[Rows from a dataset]
.....

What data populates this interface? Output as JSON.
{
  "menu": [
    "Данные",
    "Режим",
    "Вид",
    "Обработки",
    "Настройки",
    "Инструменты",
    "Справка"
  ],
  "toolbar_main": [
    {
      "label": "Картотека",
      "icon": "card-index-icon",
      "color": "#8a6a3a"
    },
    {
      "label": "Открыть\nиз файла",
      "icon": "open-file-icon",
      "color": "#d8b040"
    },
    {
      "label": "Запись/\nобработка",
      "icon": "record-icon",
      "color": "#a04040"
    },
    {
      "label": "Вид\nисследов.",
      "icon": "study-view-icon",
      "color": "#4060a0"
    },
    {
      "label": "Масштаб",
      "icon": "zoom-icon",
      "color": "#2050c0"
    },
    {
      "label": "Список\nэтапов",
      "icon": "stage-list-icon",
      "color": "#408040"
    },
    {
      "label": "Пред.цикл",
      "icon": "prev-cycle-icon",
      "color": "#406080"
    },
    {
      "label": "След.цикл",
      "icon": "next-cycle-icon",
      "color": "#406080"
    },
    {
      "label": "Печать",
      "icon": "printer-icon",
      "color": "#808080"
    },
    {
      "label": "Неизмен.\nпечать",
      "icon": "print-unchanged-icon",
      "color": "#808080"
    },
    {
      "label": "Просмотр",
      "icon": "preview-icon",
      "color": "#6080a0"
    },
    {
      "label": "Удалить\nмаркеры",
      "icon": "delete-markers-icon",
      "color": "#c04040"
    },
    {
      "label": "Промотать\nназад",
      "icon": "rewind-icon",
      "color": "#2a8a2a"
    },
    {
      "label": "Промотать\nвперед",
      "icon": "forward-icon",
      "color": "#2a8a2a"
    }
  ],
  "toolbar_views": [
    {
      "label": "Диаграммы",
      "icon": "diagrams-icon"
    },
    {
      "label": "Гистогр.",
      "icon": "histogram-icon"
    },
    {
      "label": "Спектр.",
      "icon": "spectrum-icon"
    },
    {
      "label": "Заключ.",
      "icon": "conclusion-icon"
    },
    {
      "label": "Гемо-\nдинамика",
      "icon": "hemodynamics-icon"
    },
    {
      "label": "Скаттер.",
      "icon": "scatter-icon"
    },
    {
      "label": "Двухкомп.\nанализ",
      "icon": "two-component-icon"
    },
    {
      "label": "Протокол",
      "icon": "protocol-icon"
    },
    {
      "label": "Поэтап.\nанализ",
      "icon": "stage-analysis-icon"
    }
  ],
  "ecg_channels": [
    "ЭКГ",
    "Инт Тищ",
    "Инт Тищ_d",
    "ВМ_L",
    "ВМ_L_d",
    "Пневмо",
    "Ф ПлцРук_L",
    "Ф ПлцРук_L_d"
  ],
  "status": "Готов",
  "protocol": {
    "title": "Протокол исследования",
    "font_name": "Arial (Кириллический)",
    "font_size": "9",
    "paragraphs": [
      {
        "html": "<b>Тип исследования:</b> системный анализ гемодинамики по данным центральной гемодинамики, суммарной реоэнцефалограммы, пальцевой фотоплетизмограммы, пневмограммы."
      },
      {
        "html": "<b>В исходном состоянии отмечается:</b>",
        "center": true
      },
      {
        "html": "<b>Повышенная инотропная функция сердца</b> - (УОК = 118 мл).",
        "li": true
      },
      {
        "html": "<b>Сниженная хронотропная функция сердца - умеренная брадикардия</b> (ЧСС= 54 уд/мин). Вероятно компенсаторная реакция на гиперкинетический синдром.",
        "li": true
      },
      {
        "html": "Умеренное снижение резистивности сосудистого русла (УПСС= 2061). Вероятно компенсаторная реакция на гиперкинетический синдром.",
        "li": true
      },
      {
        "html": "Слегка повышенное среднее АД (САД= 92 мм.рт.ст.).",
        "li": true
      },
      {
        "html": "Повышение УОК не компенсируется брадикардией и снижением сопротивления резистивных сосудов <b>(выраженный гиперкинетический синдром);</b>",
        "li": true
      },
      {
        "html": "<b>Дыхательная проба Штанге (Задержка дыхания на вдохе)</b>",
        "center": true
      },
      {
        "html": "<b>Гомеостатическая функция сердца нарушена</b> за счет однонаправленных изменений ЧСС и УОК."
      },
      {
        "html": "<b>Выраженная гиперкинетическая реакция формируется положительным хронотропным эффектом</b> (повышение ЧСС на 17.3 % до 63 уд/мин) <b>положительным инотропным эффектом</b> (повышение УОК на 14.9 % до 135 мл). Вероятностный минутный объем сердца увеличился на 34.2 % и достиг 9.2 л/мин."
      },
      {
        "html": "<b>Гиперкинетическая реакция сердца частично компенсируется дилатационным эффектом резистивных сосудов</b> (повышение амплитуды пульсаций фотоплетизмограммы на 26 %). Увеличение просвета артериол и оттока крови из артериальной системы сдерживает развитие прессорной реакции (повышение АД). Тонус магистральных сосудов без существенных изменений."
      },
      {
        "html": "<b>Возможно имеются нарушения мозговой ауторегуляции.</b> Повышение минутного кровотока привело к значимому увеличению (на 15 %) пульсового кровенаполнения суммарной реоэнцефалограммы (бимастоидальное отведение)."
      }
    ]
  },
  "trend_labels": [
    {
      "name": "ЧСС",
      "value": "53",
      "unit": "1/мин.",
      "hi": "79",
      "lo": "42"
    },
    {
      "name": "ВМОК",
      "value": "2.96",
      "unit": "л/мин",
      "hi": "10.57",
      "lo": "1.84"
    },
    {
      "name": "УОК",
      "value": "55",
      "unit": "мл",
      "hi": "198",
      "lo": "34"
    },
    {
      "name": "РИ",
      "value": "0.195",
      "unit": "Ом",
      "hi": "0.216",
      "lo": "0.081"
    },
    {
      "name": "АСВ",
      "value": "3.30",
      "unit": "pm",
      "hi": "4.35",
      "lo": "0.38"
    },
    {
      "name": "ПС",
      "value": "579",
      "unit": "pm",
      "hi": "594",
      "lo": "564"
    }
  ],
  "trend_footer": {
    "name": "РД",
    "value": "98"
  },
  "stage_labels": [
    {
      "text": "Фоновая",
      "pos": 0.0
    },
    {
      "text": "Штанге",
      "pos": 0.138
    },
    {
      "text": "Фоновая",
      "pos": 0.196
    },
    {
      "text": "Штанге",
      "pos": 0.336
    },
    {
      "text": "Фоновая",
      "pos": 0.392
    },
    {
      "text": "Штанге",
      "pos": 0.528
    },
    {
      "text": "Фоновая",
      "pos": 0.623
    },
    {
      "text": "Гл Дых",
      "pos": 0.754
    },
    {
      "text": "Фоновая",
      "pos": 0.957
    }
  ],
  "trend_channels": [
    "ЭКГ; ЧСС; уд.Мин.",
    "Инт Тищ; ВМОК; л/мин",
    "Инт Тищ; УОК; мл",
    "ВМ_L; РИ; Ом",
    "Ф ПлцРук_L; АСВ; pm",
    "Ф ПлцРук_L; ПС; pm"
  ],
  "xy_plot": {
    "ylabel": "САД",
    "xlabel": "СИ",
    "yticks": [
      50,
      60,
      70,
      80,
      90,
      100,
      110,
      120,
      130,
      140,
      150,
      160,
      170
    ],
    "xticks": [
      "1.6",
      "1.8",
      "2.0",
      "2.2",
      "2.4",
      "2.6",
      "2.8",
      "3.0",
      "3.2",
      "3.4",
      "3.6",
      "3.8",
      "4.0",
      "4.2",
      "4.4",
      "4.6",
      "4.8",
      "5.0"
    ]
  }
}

.....

--- To do ---
Copy all lines from the entries that contain the word "nанализ".

--- Output below ---
      "label": "Двухкомп.\nанализ",
      "label": "Поэтап.\nанализ",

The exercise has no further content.